→ **AIM**:
Give the number of lines in the records below that include "Bridges". Reply with that number alone.

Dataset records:
▼

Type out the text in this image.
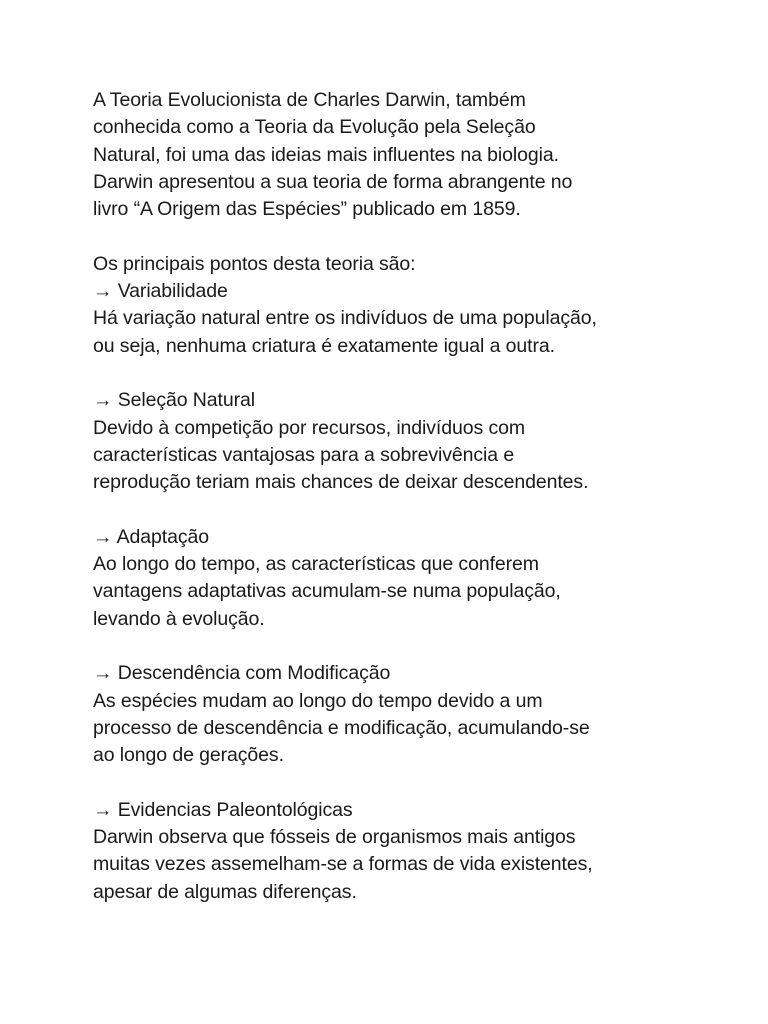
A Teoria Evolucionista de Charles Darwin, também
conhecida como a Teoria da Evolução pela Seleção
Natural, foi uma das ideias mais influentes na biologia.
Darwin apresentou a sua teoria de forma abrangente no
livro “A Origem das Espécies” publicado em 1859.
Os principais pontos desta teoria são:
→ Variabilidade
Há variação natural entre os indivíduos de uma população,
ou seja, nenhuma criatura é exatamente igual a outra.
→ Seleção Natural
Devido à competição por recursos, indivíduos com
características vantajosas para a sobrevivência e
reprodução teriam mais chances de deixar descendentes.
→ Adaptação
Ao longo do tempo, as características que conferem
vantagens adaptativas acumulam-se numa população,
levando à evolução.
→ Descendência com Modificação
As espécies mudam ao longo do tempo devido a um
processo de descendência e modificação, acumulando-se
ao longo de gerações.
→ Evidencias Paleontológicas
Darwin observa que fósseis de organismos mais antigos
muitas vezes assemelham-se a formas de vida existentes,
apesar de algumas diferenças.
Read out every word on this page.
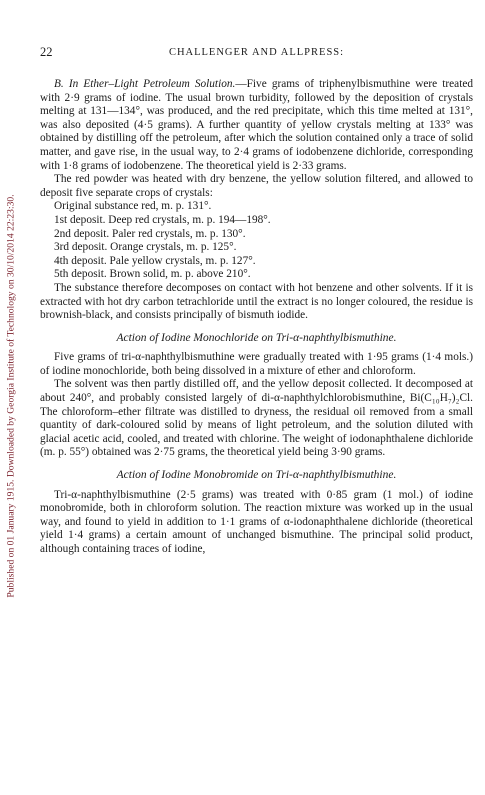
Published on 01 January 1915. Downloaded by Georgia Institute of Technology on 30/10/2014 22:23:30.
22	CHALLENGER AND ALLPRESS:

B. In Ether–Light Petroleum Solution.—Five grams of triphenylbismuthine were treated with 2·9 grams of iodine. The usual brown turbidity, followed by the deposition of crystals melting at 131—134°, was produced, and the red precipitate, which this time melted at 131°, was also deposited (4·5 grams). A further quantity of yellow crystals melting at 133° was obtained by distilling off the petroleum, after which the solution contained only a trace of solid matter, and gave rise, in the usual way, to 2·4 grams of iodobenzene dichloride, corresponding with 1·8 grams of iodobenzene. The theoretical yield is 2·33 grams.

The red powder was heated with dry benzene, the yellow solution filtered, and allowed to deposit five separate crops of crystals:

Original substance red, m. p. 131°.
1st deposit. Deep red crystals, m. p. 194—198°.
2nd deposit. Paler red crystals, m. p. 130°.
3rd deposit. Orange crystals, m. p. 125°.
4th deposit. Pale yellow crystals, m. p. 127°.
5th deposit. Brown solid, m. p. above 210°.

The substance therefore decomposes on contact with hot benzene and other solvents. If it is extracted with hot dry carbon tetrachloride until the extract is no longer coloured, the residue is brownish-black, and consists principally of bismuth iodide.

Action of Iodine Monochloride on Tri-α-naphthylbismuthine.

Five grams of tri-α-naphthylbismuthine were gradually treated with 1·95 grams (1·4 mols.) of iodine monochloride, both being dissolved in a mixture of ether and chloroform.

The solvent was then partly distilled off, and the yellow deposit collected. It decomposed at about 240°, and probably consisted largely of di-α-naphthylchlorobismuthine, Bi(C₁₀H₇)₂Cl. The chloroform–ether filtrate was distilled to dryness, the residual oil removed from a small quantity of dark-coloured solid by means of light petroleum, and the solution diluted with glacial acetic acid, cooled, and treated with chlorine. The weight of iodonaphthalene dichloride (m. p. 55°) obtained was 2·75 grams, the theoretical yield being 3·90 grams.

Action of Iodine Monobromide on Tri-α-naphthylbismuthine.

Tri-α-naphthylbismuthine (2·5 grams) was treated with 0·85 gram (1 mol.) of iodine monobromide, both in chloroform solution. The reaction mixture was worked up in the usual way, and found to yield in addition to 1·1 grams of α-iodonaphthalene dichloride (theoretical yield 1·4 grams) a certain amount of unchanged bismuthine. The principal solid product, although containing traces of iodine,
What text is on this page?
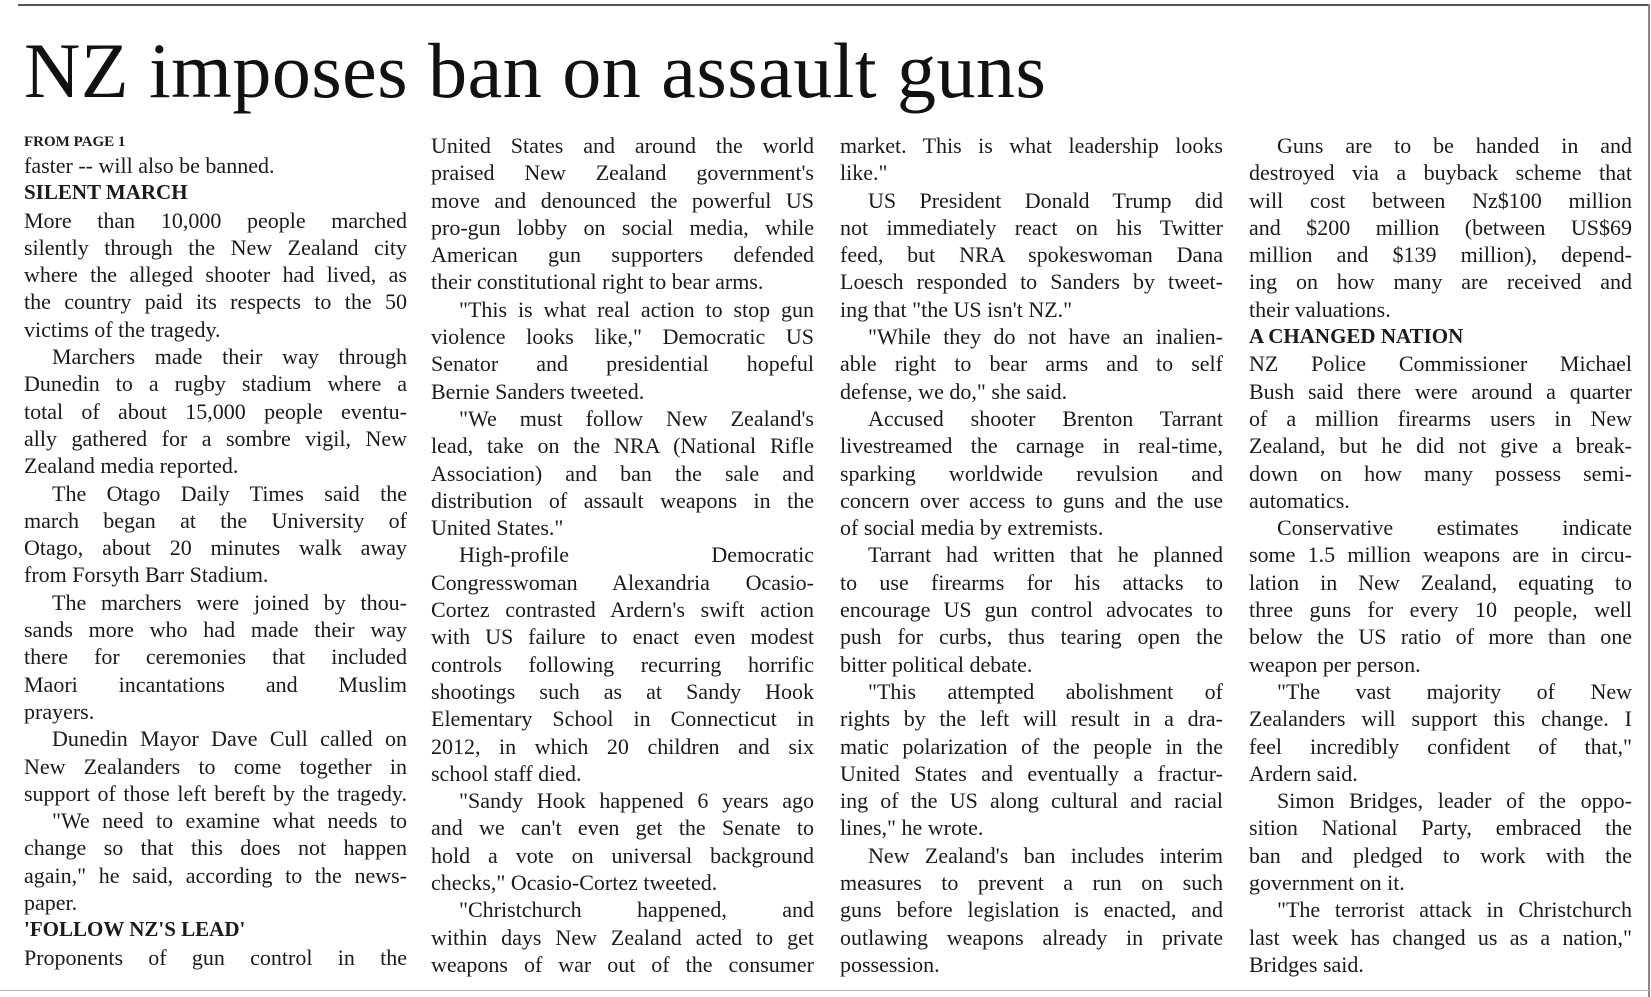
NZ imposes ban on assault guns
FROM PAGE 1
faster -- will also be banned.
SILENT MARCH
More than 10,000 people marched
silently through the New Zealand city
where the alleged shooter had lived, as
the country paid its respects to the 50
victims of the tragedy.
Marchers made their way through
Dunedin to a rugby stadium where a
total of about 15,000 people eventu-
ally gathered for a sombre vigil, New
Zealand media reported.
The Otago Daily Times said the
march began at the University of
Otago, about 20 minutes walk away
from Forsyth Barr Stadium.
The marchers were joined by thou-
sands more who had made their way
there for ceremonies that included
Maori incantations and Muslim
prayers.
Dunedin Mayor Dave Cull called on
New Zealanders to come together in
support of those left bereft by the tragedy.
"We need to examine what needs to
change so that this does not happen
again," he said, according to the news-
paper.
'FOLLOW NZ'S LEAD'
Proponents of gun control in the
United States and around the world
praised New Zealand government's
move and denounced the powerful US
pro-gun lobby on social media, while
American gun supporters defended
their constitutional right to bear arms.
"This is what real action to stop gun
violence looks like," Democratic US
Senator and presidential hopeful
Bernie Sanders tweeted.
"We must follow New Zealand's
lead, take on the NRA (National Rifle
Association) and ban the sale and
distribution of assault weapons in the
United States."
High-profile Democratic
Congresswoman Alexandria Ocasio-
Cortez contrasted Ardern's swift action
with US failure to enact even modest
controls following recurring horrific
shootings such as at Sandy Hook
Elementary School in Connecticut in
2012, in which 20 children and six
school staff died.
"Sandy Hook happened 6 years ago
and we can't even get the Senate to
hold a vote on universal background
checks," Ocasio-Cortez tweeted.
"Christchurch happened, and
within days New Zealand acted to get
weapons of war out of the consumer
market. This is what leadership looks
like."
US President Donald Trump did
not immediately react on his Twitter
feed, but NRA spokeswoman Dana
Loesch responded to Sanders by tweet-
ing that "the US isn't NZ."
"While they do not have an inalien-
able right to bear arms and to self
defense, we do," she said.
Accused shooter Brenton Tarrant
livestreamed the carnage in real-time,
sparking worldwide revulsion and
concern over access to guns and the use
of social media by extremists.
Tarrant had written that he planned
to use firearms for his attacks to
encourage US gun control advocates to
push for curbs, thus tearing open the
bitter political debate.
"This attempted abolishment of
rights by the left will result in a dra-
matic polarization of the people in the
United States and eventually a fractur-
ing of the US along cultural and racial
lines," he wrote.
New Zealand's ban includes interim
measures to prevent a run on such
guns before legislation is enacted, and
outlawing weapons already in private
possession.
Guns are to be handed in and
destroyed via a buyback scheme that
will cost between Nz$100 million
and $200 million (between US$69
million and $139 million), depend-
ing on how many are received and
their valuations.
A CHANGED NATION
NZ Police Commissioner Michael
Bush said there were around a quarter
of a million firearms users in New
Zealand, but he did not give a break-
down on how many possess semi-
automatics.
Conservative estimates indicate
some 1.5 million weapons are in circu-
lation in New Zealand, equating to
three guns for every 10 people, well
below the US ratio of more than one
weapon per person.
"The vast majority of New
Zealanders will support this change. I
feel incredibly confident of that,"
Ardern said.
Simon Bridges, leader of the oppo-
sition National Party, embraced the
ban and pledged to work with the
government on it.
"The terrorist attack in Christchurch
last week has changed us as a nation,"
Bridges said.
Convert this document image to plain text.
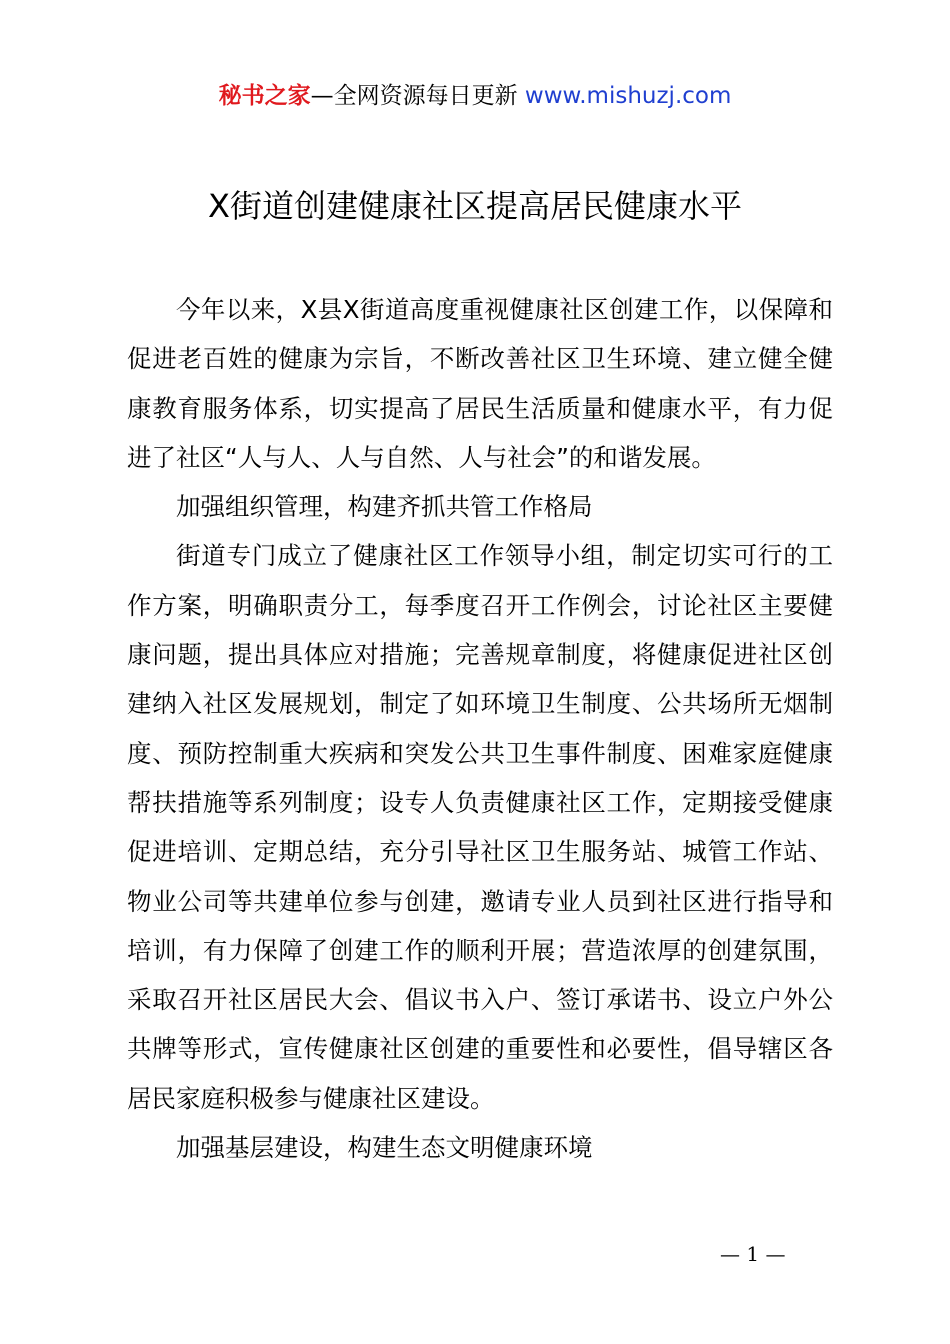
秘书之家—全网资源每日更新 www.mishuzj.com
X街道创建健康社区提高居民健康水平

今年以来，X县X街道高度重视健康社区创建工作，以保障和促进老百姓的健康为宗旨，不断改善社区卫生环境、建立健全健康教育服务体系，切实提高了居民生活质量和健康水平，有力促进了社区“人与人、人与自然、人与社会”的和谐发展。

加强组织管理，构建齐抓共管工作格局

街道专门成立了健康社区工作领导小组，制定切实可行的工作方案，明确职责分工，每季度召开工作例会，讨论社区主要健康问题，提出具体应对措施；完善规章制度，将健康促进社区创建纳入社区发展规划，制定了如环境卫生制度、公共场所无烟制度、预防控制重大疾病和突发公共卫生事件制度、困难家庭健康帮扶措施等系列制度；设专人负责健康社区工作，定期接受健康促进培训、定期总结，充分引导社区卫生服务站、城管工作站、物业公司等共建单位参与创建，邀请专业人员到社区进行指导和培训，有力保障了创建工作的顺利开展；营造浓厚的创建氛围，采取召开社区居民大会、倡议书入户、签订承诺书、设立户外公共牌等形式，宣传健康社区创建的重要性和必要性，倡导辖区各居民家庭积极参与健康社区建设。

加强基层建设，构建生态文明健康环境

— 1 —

▲

→ **SOLVED EXERCISE**:
2